- _What this task involves_
Tally the lines with the word "Brighton" and report the number alone.
______________________________
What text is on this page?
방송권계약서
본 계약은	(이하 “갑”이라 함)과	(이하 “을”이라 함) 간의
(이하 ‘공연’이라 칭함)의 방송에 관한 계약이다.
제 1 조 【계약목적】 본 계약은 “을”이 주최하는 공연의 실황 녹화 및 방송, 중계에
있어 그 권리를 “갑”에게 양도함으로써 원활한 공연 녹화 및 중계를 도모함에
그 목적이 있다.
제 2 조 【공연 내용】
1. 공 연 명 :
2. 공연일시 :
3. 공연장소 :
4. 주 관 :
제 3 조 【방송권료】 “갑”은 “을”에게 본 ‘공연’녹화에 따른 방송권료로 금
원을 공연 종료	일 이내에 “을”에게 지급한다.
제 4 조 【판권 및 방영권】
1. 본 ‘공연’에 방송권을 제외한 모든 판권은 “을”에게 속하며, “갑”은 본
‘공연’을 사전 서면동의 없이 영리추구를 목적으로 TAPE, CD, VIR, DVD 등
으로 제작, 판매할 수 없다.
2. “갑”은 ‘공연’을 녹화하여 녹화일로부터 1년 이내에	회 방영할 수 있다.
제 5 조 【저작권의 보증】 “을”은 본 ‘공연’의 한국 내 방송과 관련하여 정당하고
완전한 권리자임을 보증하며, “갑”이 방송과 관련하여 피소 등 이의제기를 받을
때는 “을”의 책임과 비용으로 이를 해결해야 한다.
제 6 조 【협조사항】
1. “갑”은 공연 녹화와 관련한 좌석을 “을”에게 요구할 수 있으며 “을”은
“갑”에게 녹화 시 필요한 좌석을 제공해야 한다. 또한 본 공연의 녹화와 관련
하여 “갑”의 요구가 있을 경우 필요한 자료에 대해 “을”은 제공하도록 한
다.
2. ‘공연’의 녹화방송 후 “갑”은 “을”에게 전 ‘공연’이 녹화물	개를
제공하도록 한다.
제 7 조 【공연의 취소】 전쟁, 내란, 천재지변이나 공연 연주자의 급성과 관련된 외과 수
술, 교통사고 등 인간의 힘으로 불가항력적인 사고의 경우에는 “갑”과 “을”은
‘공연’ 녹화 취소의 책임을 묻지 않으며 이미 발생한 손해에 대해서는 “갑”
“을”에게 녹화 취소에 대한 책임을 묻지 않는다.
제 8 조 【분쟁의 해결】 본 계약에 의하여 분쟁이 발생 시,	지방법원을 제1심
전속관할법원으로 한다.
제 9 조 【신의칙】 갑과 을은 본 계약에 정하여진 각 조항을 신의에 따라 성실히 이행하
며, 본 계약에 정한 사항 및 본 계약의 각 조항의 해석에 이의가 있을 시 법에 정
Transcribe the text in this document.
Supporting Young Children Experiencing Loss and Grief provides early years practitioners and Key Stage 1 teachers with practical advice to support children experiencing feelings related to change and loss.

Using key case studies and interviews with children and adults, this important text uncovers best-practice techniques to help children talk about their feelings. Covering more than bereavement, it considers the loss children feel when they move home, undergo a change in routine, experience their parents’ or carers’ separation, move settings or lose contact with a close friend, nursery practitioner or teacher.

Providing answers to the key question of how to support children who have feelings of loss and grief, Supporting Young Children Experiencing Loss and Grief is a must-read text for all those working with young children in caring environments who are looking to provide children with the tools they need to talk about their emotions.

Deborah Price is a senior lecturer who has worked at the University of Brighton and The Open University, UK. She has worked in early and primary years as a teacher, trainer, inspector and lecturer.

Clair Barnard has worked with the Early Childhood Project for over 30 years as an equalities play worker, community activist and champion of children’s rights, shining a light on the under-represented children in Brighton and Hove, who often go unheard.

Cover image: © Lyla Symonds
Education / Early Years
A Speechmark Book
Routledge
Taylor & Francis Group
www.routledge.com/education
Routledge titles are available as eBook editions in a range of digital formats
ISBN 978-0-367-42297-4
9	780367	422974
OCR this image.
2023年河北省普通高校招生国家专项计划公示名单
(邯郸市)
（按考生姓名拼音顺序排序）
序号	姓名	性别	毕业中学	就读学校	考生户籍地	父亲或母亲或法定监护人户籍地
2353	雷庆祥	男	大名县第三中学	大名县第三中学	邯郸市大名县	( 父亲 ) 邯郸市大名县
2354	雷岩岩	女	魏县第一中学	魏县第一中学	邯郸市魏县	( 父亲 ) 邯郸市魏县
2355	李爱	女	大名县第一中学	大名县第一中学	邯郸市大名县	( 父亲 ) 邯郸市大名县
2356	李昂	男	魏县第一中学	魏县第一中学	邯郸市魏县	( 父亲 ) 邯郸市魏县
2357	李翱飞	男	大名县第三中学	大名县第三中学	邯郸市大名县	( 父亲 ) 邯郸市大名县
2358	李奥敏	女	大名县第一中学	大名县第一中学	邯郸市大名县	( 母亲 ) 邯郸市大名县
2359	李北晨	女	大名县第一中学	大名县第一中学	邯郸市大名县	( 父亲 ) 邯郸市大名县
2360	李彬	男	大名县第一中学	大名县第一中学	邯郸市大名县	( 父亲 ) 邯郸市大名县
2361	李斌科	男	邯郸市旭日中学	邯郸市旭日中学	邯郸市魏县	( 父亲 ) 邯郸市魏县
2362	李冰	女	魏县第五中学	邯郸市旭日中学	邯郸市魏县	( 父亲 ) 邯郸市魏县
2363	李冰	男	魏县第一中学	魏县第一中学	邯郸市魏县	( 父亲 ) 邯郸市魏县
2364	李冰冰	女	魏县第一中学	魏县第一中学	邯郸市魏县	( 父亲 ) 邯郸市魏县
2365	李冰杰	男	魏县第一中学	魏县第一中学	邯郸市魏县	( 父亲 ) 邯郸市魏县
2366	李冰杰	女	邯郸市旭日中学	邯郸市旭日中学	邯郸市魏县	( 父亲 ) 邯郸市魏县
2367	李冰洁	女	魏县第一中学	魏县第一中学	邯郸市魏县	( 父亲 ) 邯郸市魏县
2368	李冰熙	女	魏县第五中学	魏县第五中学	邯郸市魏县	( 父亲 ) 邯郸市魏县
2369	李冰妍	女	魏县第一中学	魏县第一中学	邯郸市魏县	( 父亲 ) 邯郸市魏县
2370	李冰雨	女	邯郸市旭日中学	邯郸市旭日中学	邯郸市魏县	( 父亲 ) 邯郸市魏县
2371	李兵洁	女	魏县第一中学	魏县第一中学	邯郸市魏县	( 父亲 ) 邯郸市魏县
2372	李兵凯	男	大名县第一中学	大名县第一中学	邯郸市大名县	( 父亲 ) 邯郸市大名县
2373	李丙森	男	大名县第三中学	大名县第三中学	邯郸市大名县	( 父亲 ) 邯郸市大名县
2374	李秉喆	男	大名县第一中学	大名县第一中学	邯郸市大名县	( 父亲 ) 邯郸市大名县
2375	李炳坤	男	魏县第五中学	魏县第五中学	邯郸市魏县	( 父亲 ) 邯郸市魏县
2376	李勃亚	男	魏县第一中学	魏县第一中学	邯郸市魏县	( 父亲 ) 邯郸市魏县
______________________________
- _Response to this exercise_
2